Omit all images. Write out the rest of the material exactly.
____________
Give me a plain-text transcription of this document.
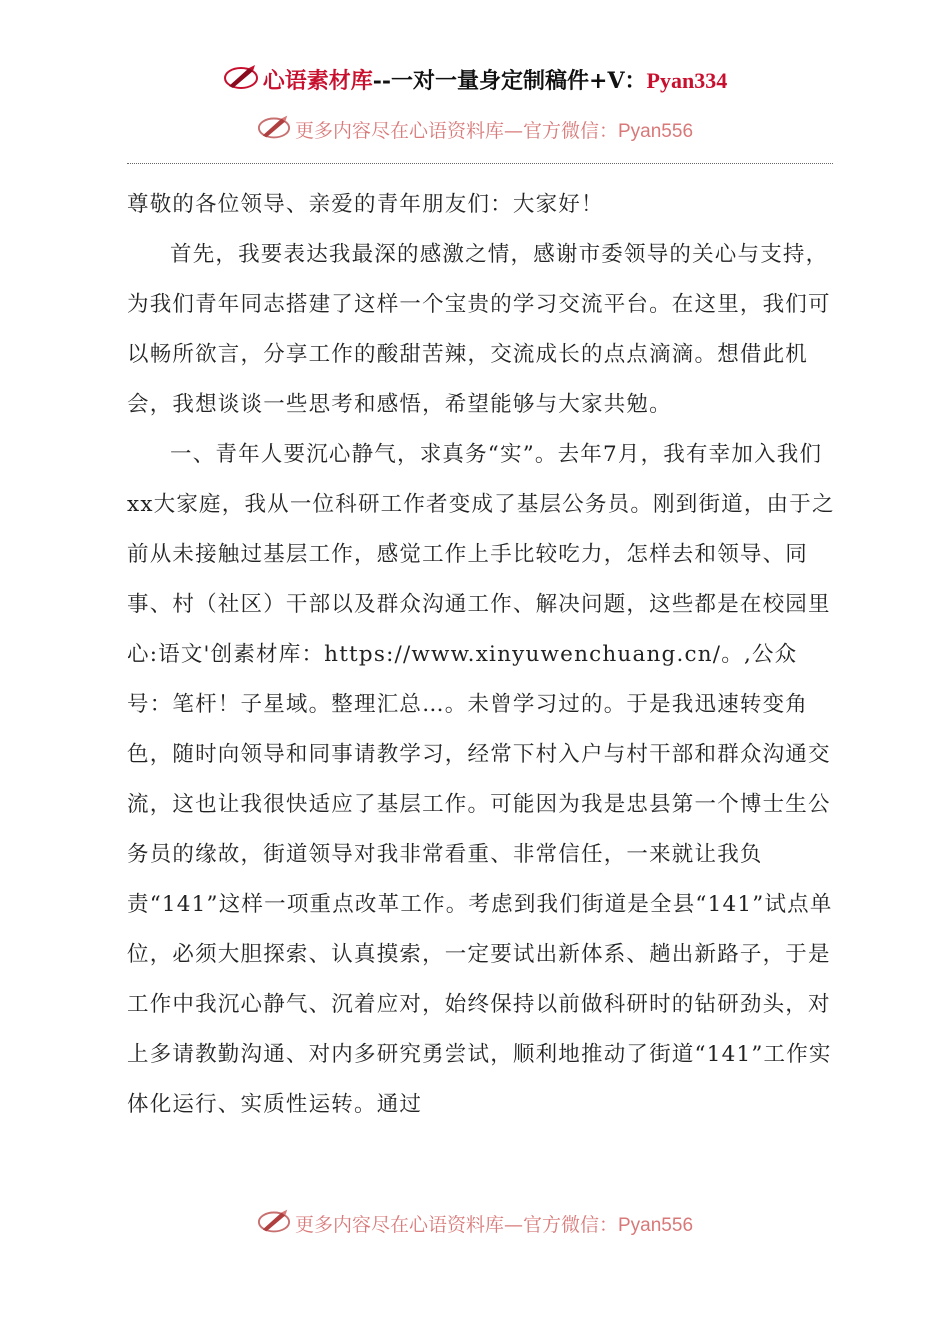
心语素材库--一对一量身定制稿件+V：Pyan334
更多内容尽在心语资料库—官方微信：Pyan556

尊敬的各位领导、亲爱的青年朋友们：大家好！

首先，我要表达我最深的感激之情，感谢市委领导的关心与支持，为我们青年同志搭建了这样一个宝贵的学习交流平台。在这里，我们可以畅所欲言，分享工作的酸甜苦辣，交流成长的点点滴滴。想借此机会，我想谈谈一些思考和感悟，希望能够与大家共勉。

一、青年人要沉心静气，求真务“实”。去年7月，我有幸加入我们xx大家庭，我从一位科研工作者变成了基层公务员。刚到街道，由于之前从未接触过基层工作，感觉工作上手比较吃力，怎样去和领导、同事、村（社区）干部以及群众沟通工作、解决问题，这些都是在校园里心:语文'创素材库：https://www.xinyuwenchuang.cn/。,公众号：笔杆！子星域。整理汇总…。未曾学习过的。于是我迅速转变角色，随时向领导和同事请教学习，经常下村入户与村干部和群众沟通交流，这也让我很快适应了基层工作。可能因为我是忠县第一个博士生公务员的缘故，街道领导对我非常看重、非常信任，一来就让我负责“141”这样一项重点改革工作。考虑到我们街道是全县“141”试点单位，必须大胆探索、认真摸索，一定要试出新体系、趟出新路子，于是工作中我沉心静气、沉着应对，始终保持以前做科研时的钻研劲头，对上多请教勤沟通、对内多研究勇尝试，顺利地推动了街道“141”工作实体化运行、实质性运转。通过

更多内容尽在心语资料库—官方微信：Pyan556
____________
Solution for this task:
Give me a plain-text transcription of this document.
心语素材库--一对一量身定制稿件+V：Pyan334
更多内容尽在心语资料库—官方微信：Pyan556

尊敬的各位领导、亲爱的青年朋友们：大家好！

首先，我要表达我最深的感激之情，感谢市委领导的关心与支持，为我们青年同志搭建了这样一个宝贵的学习交流平台。在这里，我们可以畅所欲言，分享工作的酸甜苦辣，交流成长的点点滴滴。想借此机会，我想谈谈一些思考和感悟，希望能够与大家共勉。

一、青年人要沉心静气，求真务“实”。去年7月，我有幸加入我们xx大家庭，我从一位科研工作者变成了基层公务员。刚到街道，由于之前从未接触过基层工作，感觉工作上手比较吃力，怎样去和领导、同事、村（社区）干部以及群众沟通工作、解决问题，这些都是在校园里心:语文'创素材库：https://www.xinyuwenchuang.cn/。,公众号：笔杆！子星域。整理汇总…。未曾学习过的。于是我迅速转变角色，随时向领导和同事请教学习，经常下村入户与村干部和群众沟通交流，这也让我很快适应了基层工作。可能因为我是忠县第一个博士生公务员的缘故，街道领导对我非常看重、非常信任，一来就让我负责“141”这样一项重点改革工作。考虑到我们街道是全县“141”试点单位，必须大胆探索、认真摸索，一定要试出新体系、趟出新路子，于是工作中我沉心静气、沉着应对，始终保持以前做科研时的钻研劲头，对上多请教勤沟通、对内多研究勇尝试，顺利地推动了街道“141”工作实体化运行、实质性运转。通过

更多内容尽在心语资料库—官方微信：Pyan556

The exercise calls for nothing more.